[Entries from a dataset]
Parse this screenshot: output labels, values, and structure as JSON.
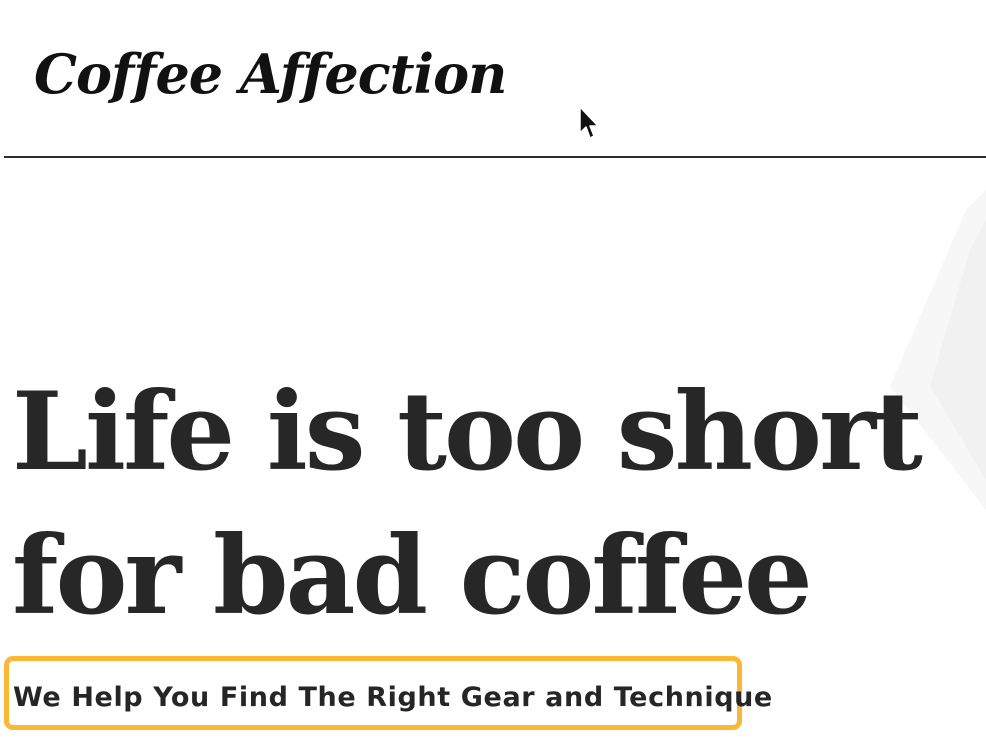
{
  "header": {
    "logo_text": "Coffee Affection"
  },
  "hero": {
    "headline_line1": "Life is too short",
    "headline_line2": "for bad coffee",
    "tagline": "We Help You Find The Right Gear and Technique"
  },
  "colors": {
    "highlight_border": "#fbb735",
    "text": "#272727",
    "background": "#ffffff"
  },
  "icons": {
    "logo_mark": "coffee-cup-icon",
    "pointer": "mouse-cursor-icon"
  }
}
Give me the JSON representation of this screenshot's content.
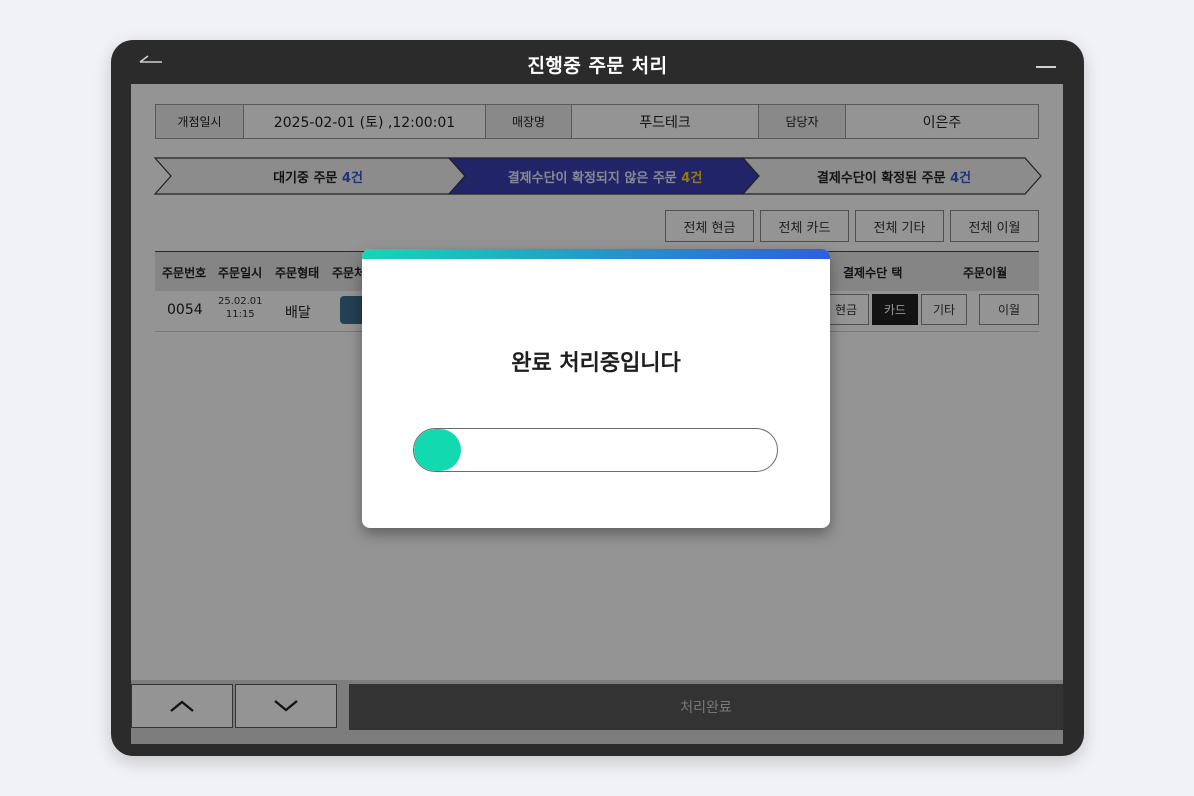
{
  "window": {
    "title": "진행중 주문 처리",
    "back_icon": "back-arrow-icon",
    "minimize_icon": "minimize-icon"
  },
  "info": {
    "open_label": "개점일시",
    "open_value": "2025-02-01 (토) ,12:00:01",
    "store_label": "매장명",
    "store_value": "푸드테크",
    "manager_label": "담당자",
    "manager_value": "이은주"
  },
  "steps": [
    {
      "label": "대기중 주문",
      "count": "4건"
    },
    {
      "label": "결제수단이 확정되지 않은 주문",
      "count": "4건"
    },
    {
      "label": "결제수단이 확정된 주문",
      "count": "4건"
    }
  ],
  "bulk_buttons": [
    "전체 현금",
    "전체 카드",
    "전체 기타",
    "전체 이월"
  ],
  "table": {
    "headers": [
      "주문번호",
      "주문일시",
      "주문형태",
      "주문처",
      "결제수단 택",
      "주문이월"
    ],
    "rows": [
      {
        "order_no": "0054",
        "date": "25.02.01",
        "time": "11:15",
        "type": "배달",
        "payment_options": [
          "현금",
          "카드",
          "기타"
        ],
        "selected_payment": "카드",
        "carryover": "이월"
      }
    ]
  },
  "bottom": {
    "up_icon": "chevron-up-icon",
    "down_icon": "chevron-down-icon",
    "complete_label": "처리완료"
  },
  "modal": {
    "message": "완료 처리중입니다",
    "progress": 0.13
  },
  "colors": {
    "accent_blue": "#3a3fb0",
    "accent_mint": "#13d9b0",
    "count_yellow": "#ffd21f"
  }
}
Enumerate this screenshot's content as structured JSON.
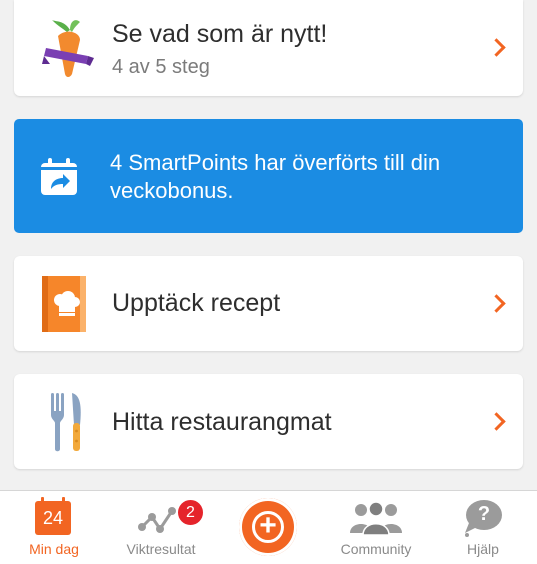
{
  "cards": {
    "whats_new": {
      "title": "Se vad som är nytt!",
      "subtitle": "4 av 5 steg"
    },
    "bonus": {
      "message": "4 SmartPoints har överförts till din veckobonus."
    },
    "recipes": {
      "title": "Upptäck recept"
    },
    "restaurants": {
      "title": "Hitta restaurangmat"
    }
  },
  "bottom_nav": {
    "my_day": {
      "label": "Min dag",
      "date": "24"
    },
    "weight": {
      "label": "Viktresultat",
      "badge": "2"
    },
    "add": {
      "symbol": "+"
    },
    "community": {
      "label": "Community"
    },
    "help": {
      "label": "Hjälp",
      "symbol": "?"
    }
  },
  "colors": {
    "accent": "#f26522",
    "blue_card": "#1b8ce3",
    "badge": "#e5242b",
    "inactive": "#8a8a8a"
  },
  "icons": [
    "carrot-icon",
    "calendar-share-icon",
    "recipe-book-icon",
    "fork-knife-icon",
    "calendar-icon",
    "weight-graph-icon",
    "plus-icon",
    "community-icon",
    "help-bubble-icon",
    "chevron-right-icon"
  ]
}
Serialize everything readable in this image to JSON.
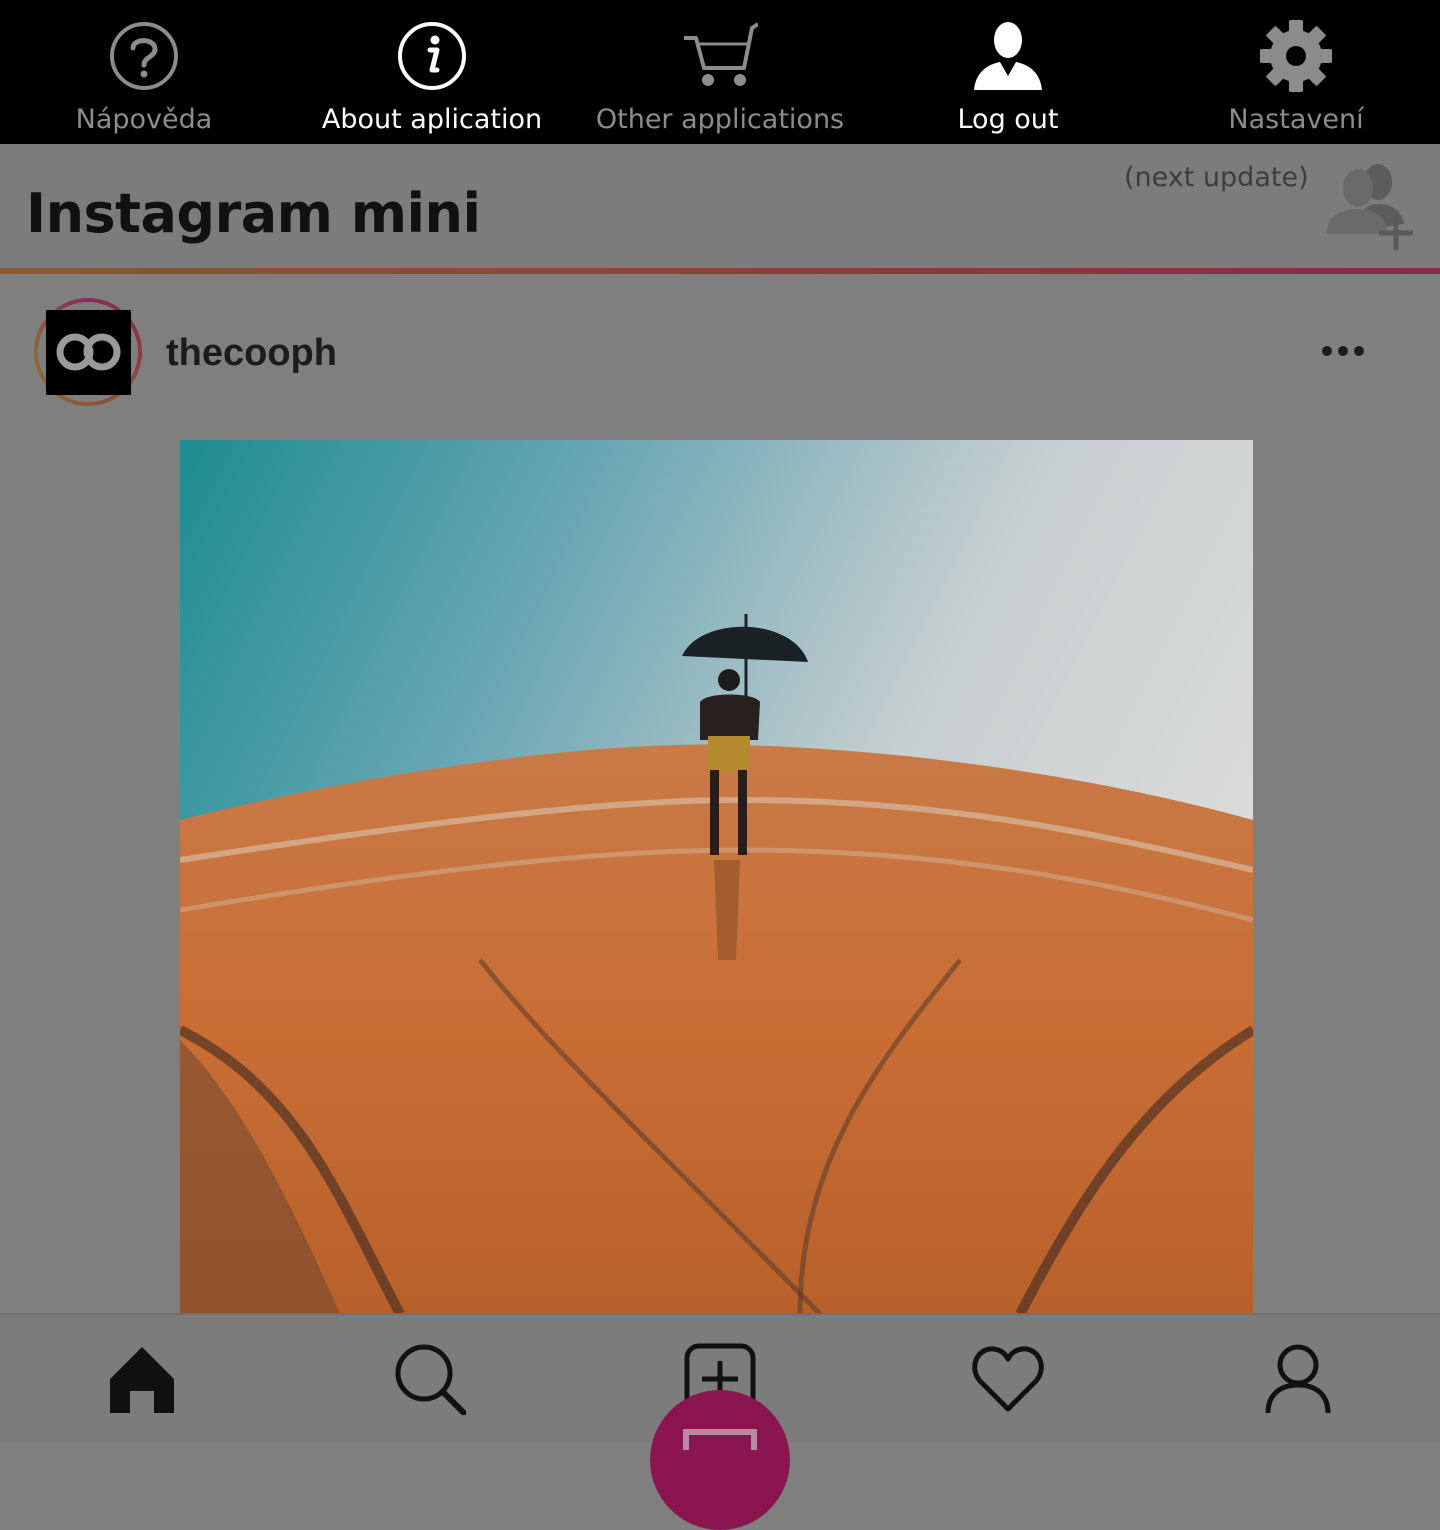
{
  "top_menu": {
    "items": [
      {
        "label": "Nápověda",
        "icon": "help-icon"
      },
      {
        "label": "About aplication",
        "icon": "info-icon"
      },
      {
        "label": "Other applications",
        "icon": "cart-icon"
      },
      {
        "label": "Log out",
        "icon": "user-icon"
      },
      {
        "label": "Nastavení",
        "icon": "gear-icon"
      }
    ]
  },
  "header": {
    "title": "Instagram mini",
    "next_update": "(next update)",
    "add_icon": "add-users-icon"
  },
  "post": {
    "username": "thecooph",
    "more_icon": "more-icon"
  },
  "bottom_nav": {
    "items": [
      "home-icon",
      "search-icon",
      "new-post-icon",
      "heart-icon",
      "profile-icon"
    ]
  },
  "colors": {
    "accent": "#8a1550",
    "menu_bg": "#000000",
    "dim_overlay": "#7f7f7f"
  }
}
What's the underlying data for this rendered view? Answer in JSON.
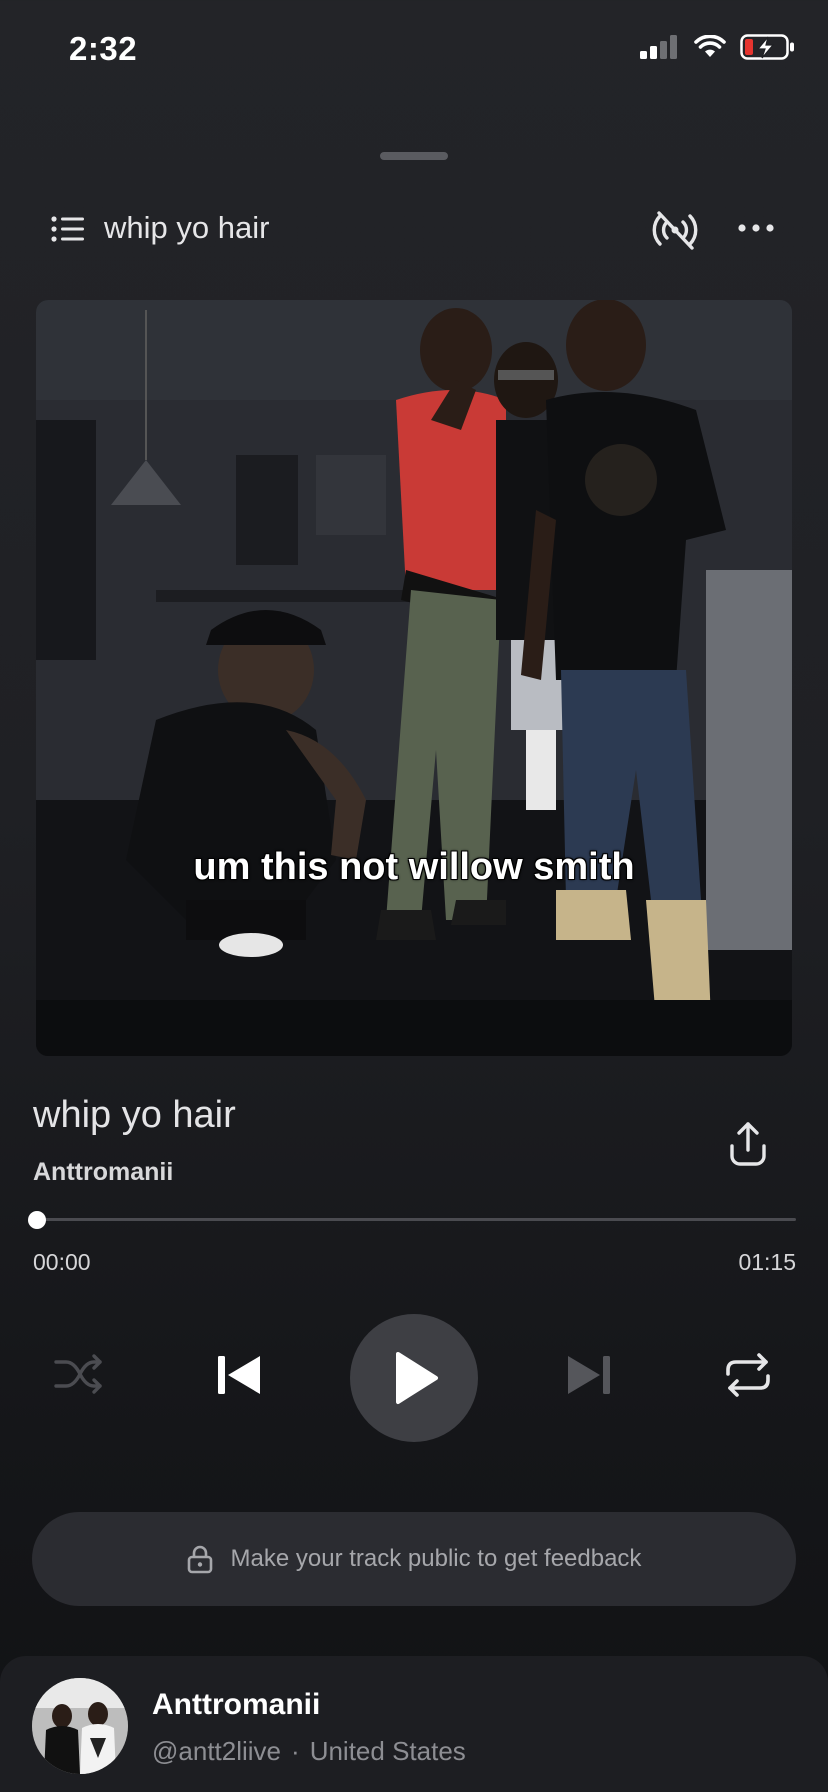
{
  "status_bar": {
    "time": "2:32"
  },
  "header": {
    "title": "whip yo hair"
  },
  "artwork": {
    "caption": "um this not willow smith"
  },
  "track": {
    "title": "whip yo hair",
    "artist": "Anttromanii"
  },
  "playback": {
    "elapsed": "00:00",
    "total": "01:15",
    "progress": 0.0,
    "state": "paused"
  },
  "feedback": {
    "text": "Make your track public to get feedback"
  },
  "profile": {
    "name": "Anttromanii",
    "handle": "@antt2liive",
    "separator": "·",
    "location": "United States"
  },
  "colors": {
    "background": "#1f2024",
    "play_button": "#3e3f44",
    "pill": "#2b2c31",
    "battery_low": "#e5342f"
  },
  "icons": [
    "signal-icon",
    "wifi-icon",
    "battery-icon",
    "queue-list-icon",
    "cast-off-icon",
    "more-icon",
    "share-icon",
    "shuffle-icon",
    "previous-icon",
    "play-icon",
    "next-icon",
    "repeat-icon",
    "lock-icon"
  ]
}
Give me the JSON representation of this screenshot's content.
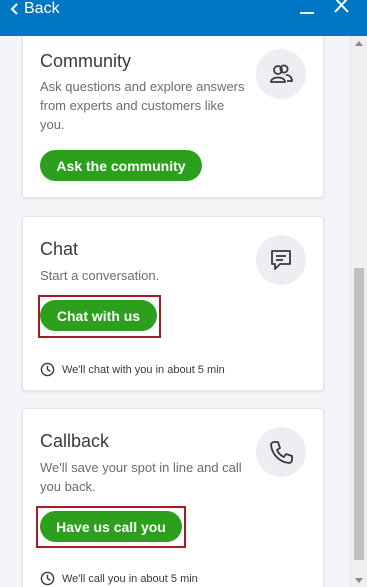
{
  "header": {
    "back_label": "Back",
    "minimize_icon": "minimize-icon",
    "close_icon": "close-icon",
    "background": "#0077c5"
  },
  "cards": {
    "community": {
      "title": "Community",
      "description": "Ask questions and explore answers from experts and customers like you.",
      "button_label": "Ask the community",
      "icon": "people-icon"
    },
    "chat": {
      "title": "Chat",
      "description": "Start a conversation.",
      "button_label": "Chat with us",
      "wait_text": "We'll chat with you in about 5 min",
      "icon": "chat-bubble-icon"
    },
    "callback": {
      "title": "Callback",
      "description": "We'll save your spot in line and call you back.",
      "button_label": "Have us call you",
      "wait_text": "We'll call you in about 5 min",
      "icon": "phone-icon"
    }
  },
  "colors": {
    "primary_button": "#2ca01c",
    "highlight_border": "#a31d22"
  }
}
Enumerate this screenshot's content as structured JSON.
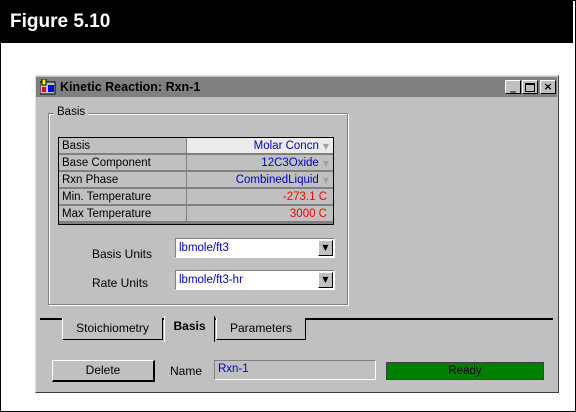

- _WHAT YOU WILL DO_
Copy, from the material, each line that holds the string "this".

- _EXPECTED OUTPUT_
Parse this screenshot: output labels, values, and structure as JSON.
Give me the JSON representation of this screenshot's content.
Enumerate this screenshot's content as structured JSON.
Serialize everything readable in this image to JSON.
What's the underlying data for this rendered view? Answer in JSON.
    "caption": "um this not willow smith"
Give me the JSON representation of this screenshot's content.
Enumerate this screenshot's content as structured JSON.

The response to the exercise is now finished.